* Stated exercise *
Copy every line of the entries that includes the word "value".
BEGIN Records to use
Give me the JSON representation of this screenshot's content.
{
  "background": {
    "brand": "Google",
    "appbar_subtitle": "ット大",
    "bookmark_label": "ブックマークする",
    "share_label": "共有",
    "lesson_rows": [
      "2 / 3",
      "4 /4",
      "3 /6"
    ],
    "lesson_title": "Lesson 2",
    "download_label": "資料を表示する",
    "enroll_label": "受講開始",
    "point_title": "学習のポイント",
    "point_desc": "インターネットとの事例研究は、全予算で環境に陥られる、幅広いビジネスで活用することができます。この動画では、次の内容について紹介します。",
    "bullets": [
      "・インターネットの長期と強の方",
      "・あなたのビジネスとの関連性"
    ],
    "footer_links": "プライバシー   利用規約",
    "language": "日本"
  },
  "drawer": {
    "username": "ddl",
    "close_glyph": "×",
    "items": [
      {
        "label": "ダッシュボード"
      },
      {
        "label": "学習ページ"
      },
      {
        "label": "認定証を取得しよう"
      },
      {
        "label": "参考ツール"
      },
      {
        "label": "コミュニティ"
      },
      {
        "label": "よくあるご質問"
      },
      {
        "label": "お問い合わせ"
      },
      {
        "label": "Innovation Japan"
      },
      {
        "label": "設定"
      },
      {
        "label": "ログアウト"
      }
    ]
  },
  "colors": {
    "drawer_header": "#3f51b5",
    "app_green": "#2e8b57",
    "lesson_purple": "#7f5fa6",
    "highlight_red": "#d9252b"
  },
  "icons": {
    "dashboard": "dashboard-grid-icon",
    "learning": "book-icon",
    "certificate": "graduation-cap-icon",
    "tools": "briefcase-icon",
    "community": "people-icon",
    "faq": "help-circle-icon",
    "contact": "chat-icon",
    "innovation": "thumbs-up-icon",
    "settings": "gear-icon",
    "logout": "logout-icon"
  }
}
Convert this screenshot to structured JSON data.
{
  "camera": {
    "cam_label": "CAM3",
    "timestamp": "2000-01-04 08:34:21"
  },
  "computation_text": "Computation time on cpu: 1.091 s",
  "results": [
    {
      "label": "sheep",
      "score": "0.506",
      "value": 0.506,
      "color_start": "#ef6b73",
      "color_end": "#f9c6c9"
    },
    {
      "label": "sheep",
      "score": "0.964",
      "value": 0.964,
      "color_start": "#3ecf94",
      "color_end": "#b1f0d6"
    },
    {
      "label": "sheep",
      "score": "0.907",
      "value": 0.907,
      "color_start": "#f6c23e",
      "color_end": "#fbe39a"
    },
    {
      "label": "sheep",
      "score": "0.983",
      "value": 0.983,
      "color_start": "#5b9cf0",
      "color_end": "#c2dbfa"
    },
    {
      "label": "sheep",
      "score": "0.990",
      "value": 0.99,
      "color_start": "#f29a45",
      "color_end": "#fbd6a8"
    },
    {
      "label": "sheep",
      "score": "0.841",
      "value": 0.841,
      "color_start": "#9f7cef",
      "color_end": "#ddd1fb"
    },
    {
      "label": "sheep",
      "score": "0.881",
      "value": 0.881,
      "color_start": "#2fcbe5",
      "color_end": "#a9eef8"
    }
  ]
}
END Records to use
* Task response *
      "value": 0.506,
      "value": 0.964,
      "value": 0.907,
      "value": 0.983,
      "value": 0.99,
      "value": 0.841,
      "value": 0.881,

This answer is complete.